### Provided passage:

Most of the article was spent addressing cases that weren’t in the film, rather than addressing what was in the film. The author also claims that “professors, administrators and students say the national picture is far more complicated than that pictured in ‘Indoctrinate U,’” although I don’t know how they could know that, because none of those people actually saw the film.
One of the examples cited in the article (but not the film) was the case of a student paper published by Vassar’s Moderate, Independent and Conservative Student Alliance. It was an odd selection of cases if the point was to argue that there’s more “nuance” to reality than what is shown in Indoctrinate U, because a close inspection of this case shows that it actually backs up the thesis of my film.
The paper was de-funded and shut down for a year after publishing a piece criticizing the school’s funding of special “social centers” for minority and gay students. But because the paper was eventually allowed to start publishing again—the following year—the Vassar case is presented as one in which “[u]ltimately, free speech was respected.”

Element and coordinate entries
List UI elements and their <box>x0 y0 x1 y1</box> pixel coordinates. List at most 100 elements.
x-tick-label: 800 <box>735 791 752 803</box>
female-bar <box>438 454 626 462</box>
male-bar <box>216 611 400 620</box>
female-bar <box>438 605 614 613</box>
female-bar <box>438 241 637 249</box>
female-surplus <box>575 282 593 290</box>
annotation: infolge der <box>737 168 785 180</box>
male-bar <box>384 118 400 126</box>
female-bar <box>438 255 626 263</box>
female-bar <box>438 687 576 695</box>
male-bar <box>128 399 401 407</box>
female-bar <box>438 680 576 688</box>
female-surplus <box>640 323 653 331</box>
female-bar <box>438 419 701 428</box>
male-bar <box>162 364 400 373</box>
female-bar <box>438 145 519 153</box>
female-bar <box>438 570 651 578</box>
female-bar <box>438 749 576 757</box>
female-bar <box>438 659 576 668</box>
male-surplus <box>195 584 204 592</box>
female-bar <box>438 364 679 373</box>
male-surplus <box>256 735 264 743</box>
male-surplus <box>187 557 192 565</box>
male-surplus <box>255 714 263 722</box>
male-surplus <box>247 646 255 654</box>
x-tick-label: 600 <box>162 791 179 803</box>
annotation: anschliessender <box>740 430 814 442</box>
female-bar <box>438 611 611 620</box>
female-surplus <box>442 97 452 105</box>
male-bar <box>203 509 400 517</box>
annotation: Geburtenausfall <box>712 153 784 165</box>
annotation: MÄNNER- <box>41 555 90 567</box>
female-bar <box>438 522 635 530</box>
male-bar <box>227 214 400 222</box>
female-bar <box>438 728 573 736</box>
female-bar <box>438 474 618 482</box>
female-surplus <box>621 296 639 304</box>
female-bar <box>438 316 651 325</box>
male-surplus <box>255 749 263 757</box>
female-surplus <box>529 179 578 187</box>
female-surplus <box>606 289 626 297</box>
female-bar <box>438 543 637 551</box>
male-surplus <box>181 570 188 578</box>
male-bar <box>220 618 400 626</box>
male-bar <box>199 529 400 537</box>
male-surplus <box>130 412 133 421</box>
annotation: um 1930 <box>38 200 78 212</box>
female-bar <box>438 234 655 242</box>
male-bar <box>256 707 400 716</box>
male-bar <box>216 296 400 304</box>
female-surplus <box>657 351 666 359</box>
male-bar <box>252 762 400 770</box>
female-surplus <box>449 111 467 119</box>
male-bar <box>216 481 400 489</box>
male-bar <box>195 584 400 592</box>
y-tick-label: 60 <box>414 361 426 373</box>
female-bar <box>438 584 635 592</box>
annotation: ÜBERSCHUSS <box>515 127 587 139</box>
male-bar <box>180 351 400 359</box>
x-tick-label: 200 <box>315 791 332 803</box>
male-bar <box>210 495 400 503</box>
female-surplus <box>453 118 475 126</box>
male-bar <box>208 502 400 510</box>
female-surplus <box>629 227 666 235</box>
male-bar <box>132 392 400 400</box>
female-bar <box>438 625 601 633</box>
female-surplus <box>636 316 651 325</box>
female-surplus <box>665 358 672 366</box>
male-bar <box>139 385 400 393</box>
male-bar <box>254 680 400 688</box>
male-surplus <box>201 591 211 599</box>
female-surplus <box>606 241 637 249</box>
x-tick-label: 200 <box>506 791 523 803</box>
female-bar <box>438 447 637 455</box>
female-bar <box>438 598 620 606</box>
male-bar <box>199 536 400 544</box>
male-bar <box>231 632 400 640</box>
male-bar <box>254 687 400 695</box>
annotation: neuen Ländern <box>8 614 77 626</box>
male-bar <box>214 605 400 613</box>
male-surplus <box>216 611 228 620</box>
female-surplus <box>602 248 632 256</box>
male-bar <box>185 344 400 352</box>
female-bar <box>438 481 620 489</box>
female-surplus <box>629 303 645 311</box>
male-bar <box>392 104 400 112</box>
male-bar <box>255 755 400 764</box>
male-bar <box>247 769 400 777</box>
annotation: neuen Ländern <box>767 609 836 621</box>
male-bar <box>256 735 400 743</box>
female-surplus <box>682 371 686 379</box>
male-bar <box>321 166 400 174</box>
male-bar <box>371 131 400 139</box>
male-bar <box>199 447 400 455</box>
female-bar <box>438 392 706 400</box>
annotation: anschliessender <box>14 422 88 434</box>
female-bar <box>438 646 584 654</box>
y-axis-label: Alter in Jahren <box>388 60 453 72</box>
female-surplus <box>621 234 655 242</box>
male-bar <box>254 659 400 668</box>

### Exercise set:
- 1) According to the Indoctrinate U commentary, what happened to the Vassar student paper after it published a piece criticizing the school's funding of special "social centers"?
- 2) Write out the entries from the first line through the line that contains "male-surplus <box>255 714 263 722</box>", including both ends.

### Final answers:
- 1) It was de-funded and shut down for a year.

- 2)
List UI elements and their <box>x0 y0 x1 y1</box> pixel coordinates. List at most 100 elements.
x-tick-label: 800 <box>735 791 752 803</box>
female-bar <box>438 454 626 462</box>
male-bar <box>216 611 400 620</box>
female-bar <box>438 605 614 613</box>
female-bar <box>438 241 637 249</box>
female-surplus <box>575 282 593 290</box>
annotation: infolge der <box>737 168 785 180</box>
male-bar <box>384 118 400 126</box>
female-bar <box>438 255 626 263</box>
female-bar <box>438 687 576 695</box>
male-bar <box>128 399 401 407</box>
female-bar <box>438 680 576 688</box>
female-surplus <box>640 323 653 331</box>
female-bar <box>438 419 701 428</box>
male-bar <box>162 364 400 373</box>
female-bar <box>438 145 519 153</box>
female-bar <box>438 570 651 578</box>
female-bar <box>438 749 576 757</box>
female-bar <box>438 659 576 668</box>
male-surplus <box>195 584 204 592</box>
female-bar <box>438 364 679 373</box>
male-surplus <box>256 735 264 743</box>
male-surplus <box>187 557 192 565</box>
male-surplus <box>255 714 263 722</box>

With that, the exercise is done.